Restate each line word for word. Leave out every picture.

━━━━━━━━━━

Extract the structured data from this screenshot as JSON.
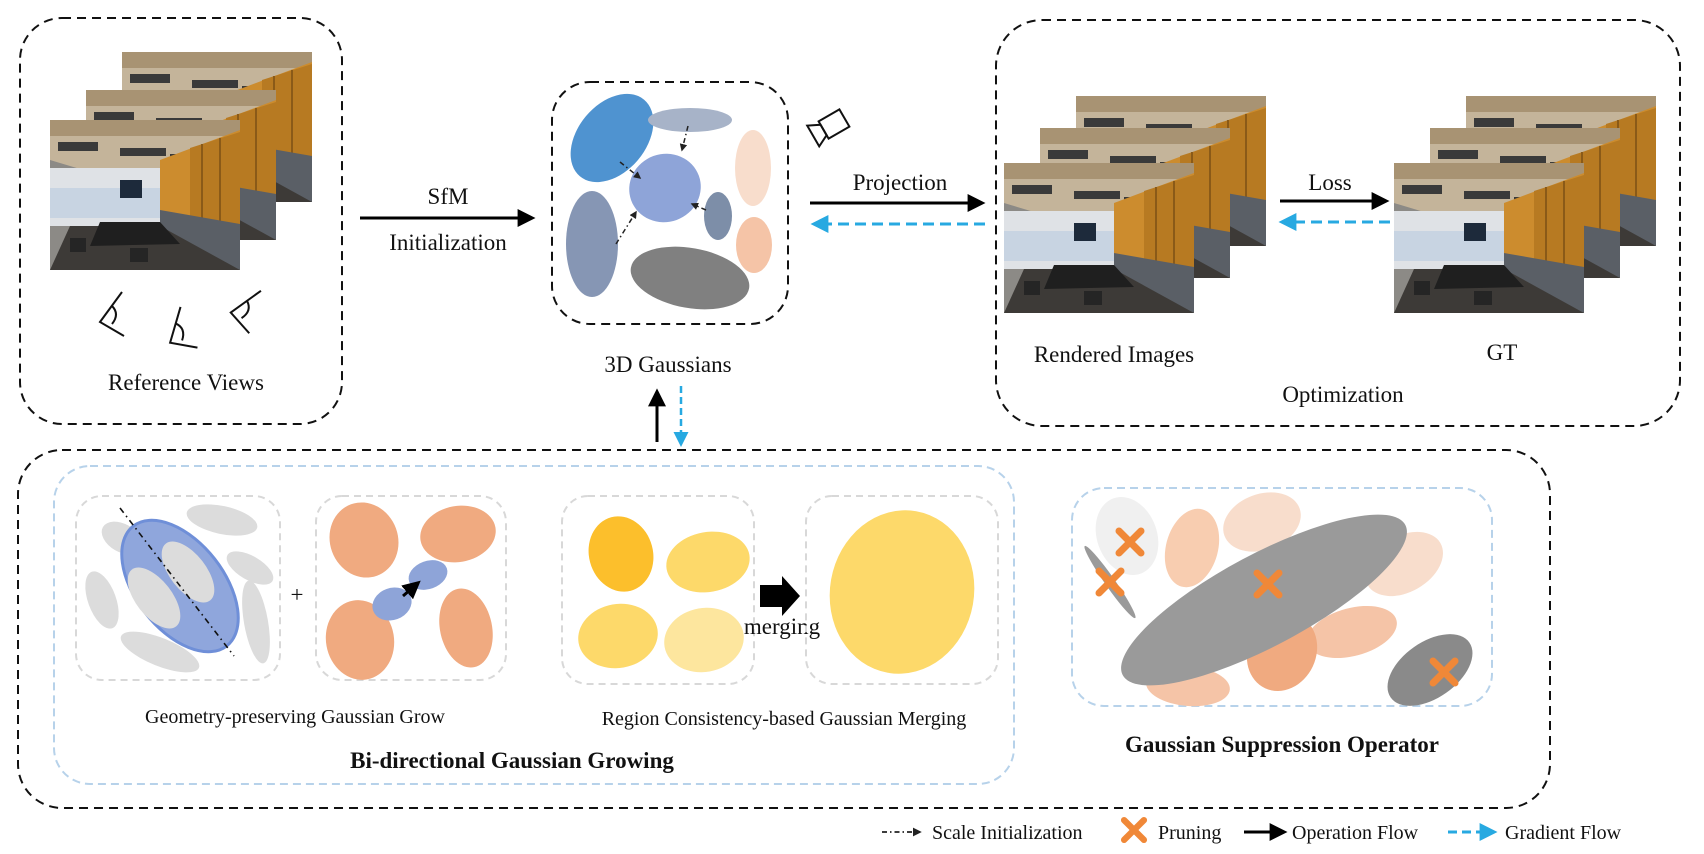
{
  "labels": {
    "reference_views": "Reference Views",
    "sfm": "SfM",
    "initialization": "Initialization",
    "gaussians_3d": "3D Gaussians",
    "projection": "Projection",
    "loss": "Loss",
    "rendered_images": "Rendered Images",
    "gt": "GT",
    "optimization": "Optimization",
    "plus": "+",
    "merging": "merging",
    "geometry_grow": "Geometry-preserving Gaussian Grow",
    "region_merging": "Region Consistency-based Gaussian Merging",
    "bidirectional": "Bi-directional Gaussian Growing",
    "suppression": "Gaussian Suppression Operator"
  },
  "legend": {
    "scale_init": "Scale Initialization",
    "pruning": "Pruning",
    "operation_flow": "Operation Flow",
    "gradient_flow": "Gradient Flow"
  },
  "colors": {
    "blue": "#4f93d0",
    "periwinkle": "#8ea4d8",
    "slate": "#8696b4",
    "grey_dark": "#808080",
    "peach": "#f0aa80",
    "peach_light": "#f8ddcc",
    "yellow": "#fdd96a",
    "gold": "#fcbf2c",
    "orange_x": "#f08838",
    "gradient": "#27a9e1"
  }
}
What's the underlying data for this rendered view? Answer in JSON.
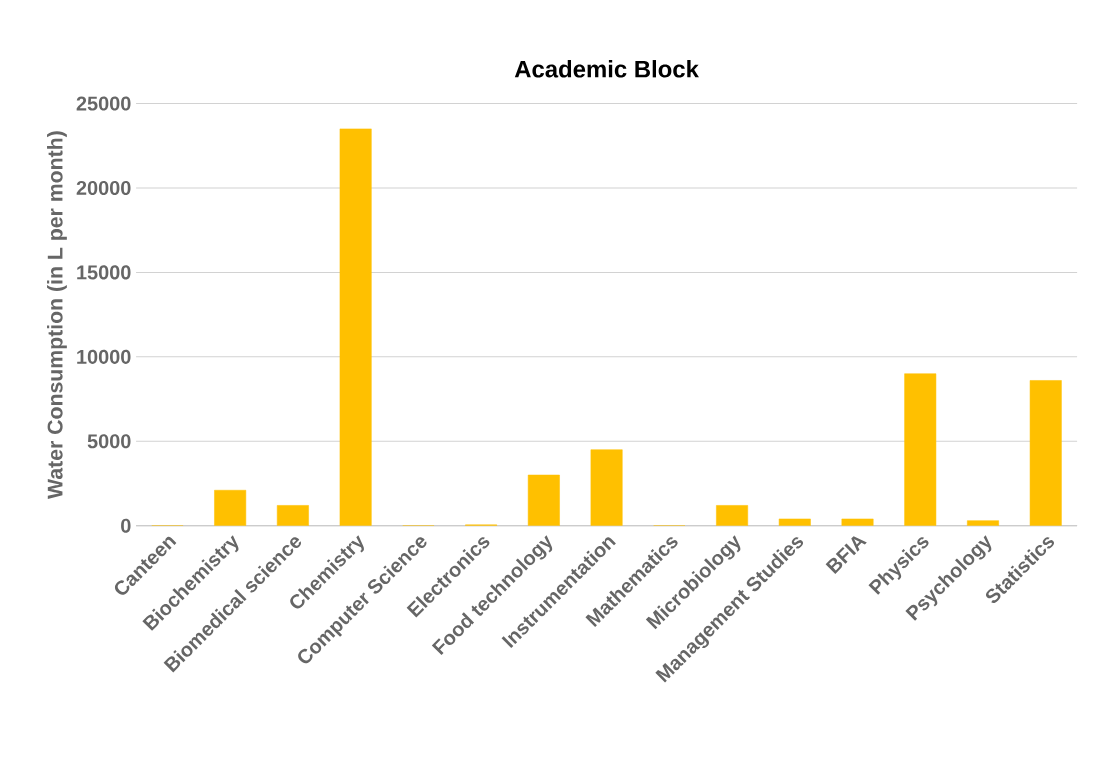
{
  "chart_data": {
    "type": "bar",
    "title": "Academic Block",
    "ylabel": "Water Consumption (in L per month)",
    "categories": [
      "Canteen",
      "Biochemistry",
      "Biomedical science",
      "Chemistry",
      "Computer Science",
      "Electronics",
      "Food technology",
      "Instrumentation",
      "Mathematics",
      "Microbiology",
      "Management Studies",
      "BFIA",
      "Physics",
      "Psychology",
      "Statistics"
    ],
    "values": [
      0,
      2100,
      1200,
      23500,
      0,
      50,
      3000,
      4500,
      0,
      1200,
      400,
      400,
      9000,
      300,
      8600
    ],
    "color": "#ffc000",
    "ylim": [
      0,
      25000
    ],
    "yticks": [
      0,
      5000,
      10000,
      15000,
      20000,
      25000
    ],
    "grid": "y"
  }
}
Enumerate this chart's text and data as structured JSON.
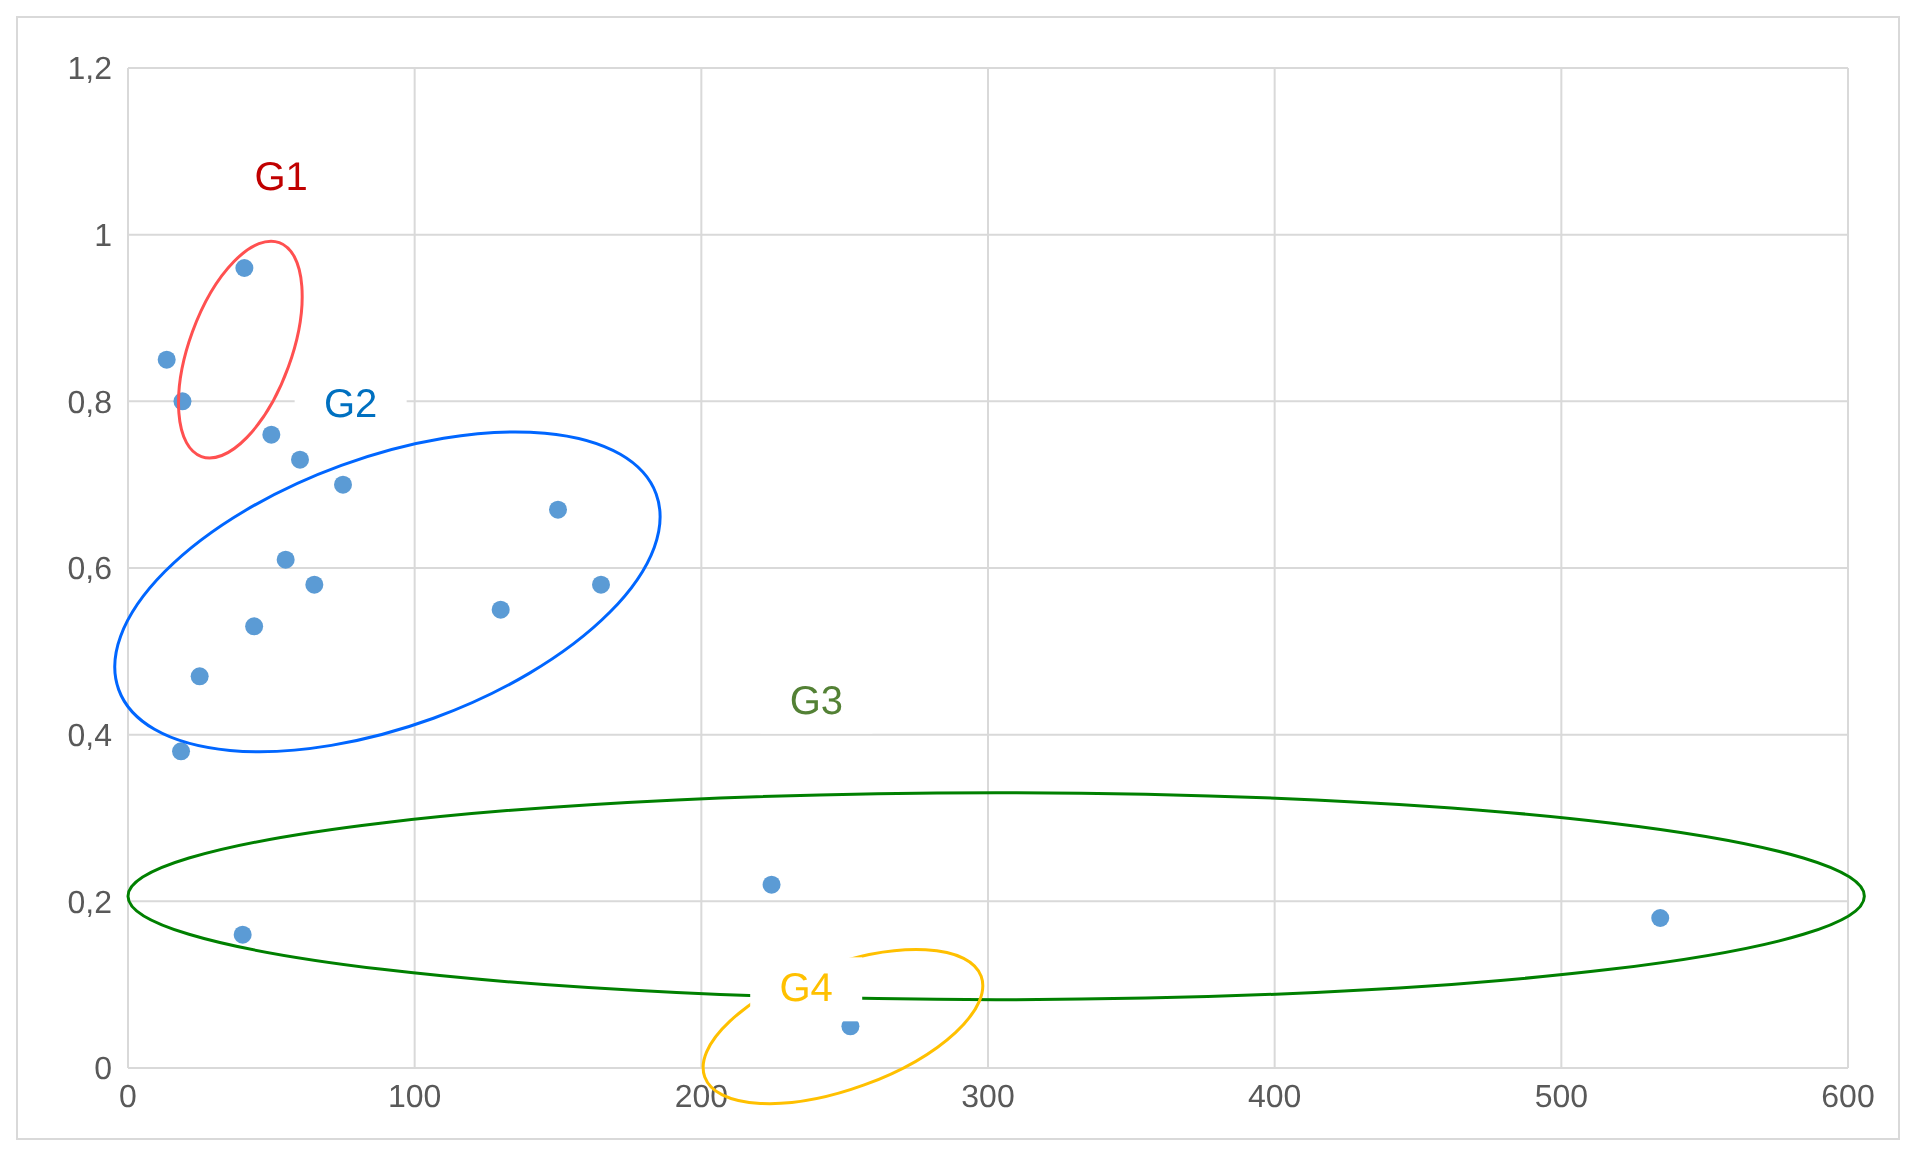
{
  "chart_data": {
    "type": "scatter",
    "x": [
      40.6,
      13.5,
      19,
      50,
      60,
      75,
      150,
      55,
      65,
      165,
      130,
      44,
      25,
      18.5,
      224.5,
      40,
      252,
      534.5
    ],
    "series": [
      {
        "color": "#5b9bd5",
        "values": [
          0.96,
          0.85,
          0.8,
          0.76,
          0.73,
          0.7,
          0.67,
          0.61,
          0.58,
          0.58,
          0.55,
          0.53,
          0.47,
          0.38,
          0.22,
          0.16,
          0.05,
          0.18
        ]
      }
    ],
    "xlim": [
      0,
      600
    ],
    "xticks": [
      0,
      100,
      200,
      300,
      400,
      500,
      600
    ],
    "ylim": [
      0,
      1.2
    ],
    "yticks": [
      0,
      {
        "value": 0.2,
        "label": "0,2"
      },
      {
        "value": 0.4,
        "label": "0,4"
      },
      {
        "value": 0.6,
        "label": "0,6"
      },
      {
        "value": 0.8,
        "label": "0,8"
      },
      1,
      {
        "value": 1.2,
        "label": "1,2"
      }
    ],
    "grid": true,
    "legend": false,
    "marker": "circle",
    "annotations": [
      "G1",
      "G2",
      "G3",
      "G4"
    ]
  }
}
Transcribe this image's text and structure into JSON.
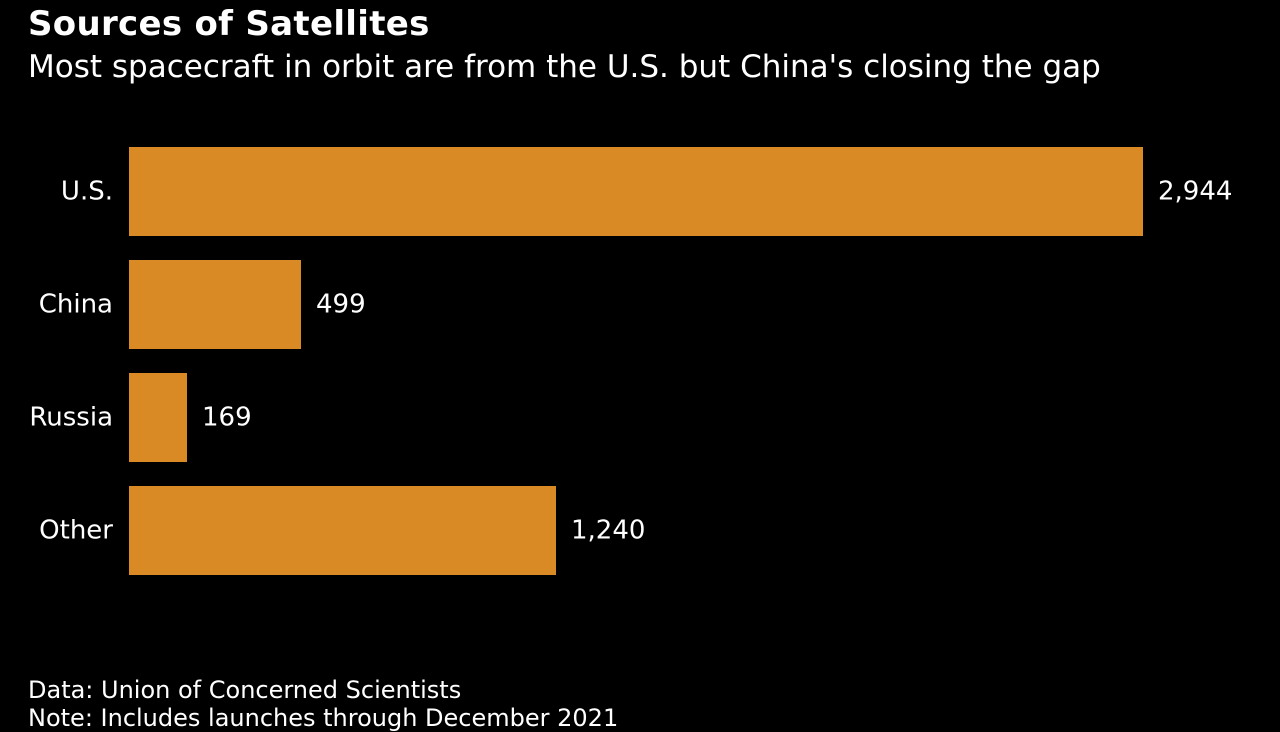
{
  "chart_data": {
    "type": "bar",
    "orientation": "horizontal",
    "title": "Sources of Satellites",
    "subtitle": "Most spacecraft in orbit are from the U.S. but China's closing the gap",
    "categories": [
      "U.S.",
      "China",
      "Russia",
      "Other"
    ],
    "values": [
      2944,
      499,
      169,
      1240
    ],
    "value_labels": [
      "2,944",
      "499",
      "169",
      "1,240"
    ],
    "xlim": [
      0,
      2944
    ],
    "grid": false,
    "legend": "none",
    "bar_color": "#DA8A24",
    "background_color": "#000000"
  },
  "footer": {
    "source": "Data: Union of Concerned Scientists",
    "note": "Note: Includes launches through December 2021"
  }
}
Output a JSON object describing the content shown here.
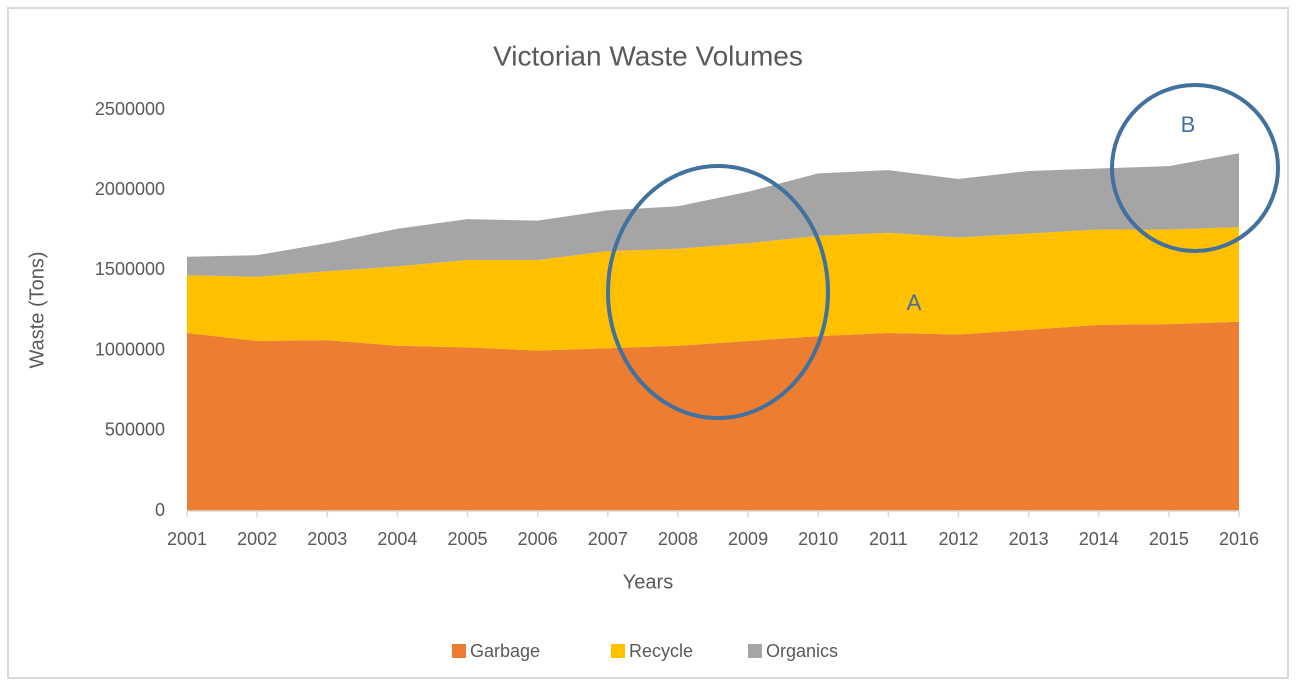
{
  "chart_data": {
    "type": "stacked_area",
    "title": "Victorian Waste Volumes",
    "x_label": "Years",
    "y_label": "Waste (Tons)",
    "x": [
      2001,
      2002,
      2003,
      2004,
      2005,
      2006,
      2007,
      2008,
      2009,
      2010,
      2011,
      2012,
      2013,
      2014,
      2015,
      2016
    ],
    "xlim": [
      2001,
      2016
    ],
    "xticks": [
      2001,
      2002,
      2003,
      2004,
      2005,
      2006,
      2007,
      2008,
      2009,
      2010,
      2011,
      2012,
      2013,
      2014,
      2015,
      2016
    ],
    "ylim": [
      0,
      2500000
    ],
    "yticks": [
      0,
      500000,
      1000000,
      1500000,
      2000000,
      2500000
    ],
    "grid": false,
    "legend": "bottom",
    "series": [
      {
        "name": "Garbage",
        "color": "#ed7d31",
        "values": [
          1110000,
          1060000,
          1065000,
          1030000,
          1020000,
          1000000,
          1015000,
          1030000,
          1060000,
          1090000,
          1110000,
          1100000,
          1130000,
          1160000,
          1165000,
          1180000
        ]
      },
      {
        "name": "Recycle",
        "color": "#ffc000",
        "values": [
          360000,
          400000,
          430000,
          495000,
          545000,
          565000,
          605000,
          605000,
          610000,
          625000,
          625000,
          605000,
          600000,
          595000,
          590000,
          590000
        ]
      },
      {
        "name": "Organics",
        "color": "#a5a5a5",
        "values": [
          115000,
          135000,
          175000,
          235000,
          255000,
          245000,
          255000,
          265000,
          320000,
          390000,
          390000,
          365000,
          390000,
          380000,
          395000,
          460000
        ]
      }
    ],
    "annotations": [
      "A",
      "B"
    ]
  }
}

━━━━━━━━━━

▶ Expected answer
Extract the structured data from this screenshot as JSON.
{
  "labels": {
    "reference_views": "Reference Views",
    "sfm": "SfM",
    "initialization": "Initialization",
    "gaussians_3d": "3D Gaussians",
    "projection": "Projection",
    "loss": "Loss",
    "rendered_images": "Rendered Images",
    "gt": "GT",
    "optimization": "Optimization",
    "plus": "+",
    "merging": "merging",
    "geometry_grow": "Geometry-preserving Gaussian Grow",
    "region_merging": "Region Consistency-based Gaussian Merging",
    "bidirectional": "Bi-directional Gaussian Growing",
    "suppression": "Gaussian Suppression Operator"
  },
  "legend": {
    "scale_init": "Scale Initialization",
    "pruning": "Pruning",
    "operation_flow": "Operation Flow",
    "gradient_flow": "Gradient Flow"
  },
  "colors": {
    "blue": "#4f93d0",
    "periwinkle": "#8ea4d8",
    "slate": "#8696b4",
    "grey_dark": "#808080",
    "peach": "#f0aa80",
    "peach_light": "#f8ddcc",
    "yellow": "#fdd96a",
    "gold": "#fcbf2c",
    "orange_x": "#f08838",
    "gradient": "#27a9e1"
  }
}
What's the underlying data for this rendered view? Answer in JSON.
{
  "chart_data": {
    "type": "bar",
    "title": "Academic Block",
    "ylabel": "Water Consumption (in L per month)",
    "categories": [
      "Canteen",
      "Biochemistry",
      "Biomedical science",
      "Chemistry",
      "Computer Science",
      "Electronics",
      "Food technology",
      "Instrumentation",
      "Mathematics",
      "Microbiology",
      "Management Studies",
      "BFIA",
      "Physics",
      "Psychology",
      "Statistics"
    ],
    "values": [
      0,
      2100,
      1200,
      23500,
      0,
      50,
      3000,
      4500,
      0,
      1200,
      400,
      400,
      9000,
      300,
      8600
    ],
    "color": "#ffc000",
    "ylim": [
      0,
      25000
    ],
    "yticks": [
      0,
      5000,
      10000,
      15000,
      20000,
      25000
    ],
    "grid": "y"
  }
}
Enumerate this chart's text and data as structured JSON.
{
  "chart_data": {
    "type": "scatter",
    "x": [
      40.6,
      13.5,
      19,
      50,
      60,
      75,
      150,
      55,
      65,
      165,
      130,
      44,
      25,
      18.5,
      224.5,
      40,
      252,
      534.5
    ],
    "series": [
      {
        "color": "#5b9bd5",
        "values": [
          0.96,
          0.85,
          0.8,
          0.76,
          0.73,
          0.7,
          0.67,
          0.61,
          0.58,
          0.58,
          0.55,
          0.53,
          0.47,
          0.38,
          0.22,
          0.16,
          0.05,
          0.18
        ]
      }
    ],
    "xlim": [
      0,
      600
    ],
    "xticks": [
      0,
      100,
      200,
      300,
      400,
      500,
      600
    ],
    "ylim": [
      0,
      1.2
    ],
    "yticks": [
      0,
      {
        "value": 0.2,
        "label": "0,2"
      },
      {
        "value": 0.4,
        "label": "0,4"
      },
      {
        "value": 0.6,
        "label": "0,6"
      },
      {
        "value": 0.8,
        "label": "0,8"
      },
      1,
      {
        "value": 1.2,
        "label": "1,2"
      }
    ],
    "grid": true,
    "legend": false,
    "marker": "circle",
    "annotations": [
      "G1",
      "G2",
      "G3",
      "G4"
    ]
  }
}
Transcribe this image's text and structure into JSON.
{
  "chart_data": {
    "type": "bar",
    "orientation": "horizontal",
    "title": "Sources of Satellites",
    "subtitle": "Most spacecraft in orbit are from the U.S. but China's closing the gap",
    "categories": [
      "U.S.",
      "China",
      "Russia",
      "Other"
    ],
    "values": [
      2944,
      499,
      169,
      1240
    ],
    "value_labels": [
      "2,944",
      "499",
      "169",
      "1,240"
    ],
    "xlim": [
      0,
      2944
    ],
    "grid": false,
    "legend": "none",
    "bar_color": "#DA8A24",
    "background_color": "#000000"
  },
  "footer": {
    "source": "Data: Union of Concerned Scientists",
    "note": "Note: Includes launches through December 2021"
  }
}
Output a JSON object describing the content shown here.
{
  "chart_data": {
    "type": "stacked_area",
    "title": "Victorian Waste Volumes",
    "x_label": "Years",
    "y_label": "Waste (Tons)",
    "x": [
      2001,
      2002,
      2003,
      2004,
      2005,
      2006,
      2007,
      2008,
      2009,
      2010,
      2011,
      2012,
      2013,
      2014,
      2015,
      2016
    ],
    "xlim": [
      2001,
      2016
    ],
    "xticks": [
      2001,
      2002,
      2003,
      2004,
      2005,
      2006,
      2007,
      2008,
      2009,
      2010,
      2011,
      2012,
      2013,
      2014,
      2015,
      2016
    ],
    "ylim": [
      0,
      2500000
    ],
    "yticks": [
      0,
      500000,
      1000000,
      1500000,
      2000000,
      2500000
    ],
    "grid": false,
    "legend": "bottom",
    "series": [
      {
        "name": "Garbage",
        "color": "#ed7d31",
        "values": [
          1110000,
          1060000,
          1065000,
          1030000,
          1020000,
          1000000,
          1015000,
          1030000,
          1060000,
          1090000,
          1110000,
          1100000,
          1130000,
          1160000,
          1165000,
          1180000
        ]
      },
      {
        "name": "Recycle",
        "color": "#ffc000",
        "values": [
          360000,
          400000,
          430000,
          495000,
          545000,
          565000,
          605000,
          605000,
          610000,
          625000,
          625000,
          605000,
          600000,
          595000,
          590000,
          590000
        ]
      },
      {
        "name": "Organics",
        "color": "#a5a5a5",
        "values": [
          115000,
          135000,
          175000,
          235000,
          255000,
          245000,
          255000,
          265000,
          320000,
          390000,
          390000,
          365000,
          390000,
          380000,
          395000,
          460000
        ]
      }
    ],
    "annotations": [
      "A",
      "B"
    ]
  }
}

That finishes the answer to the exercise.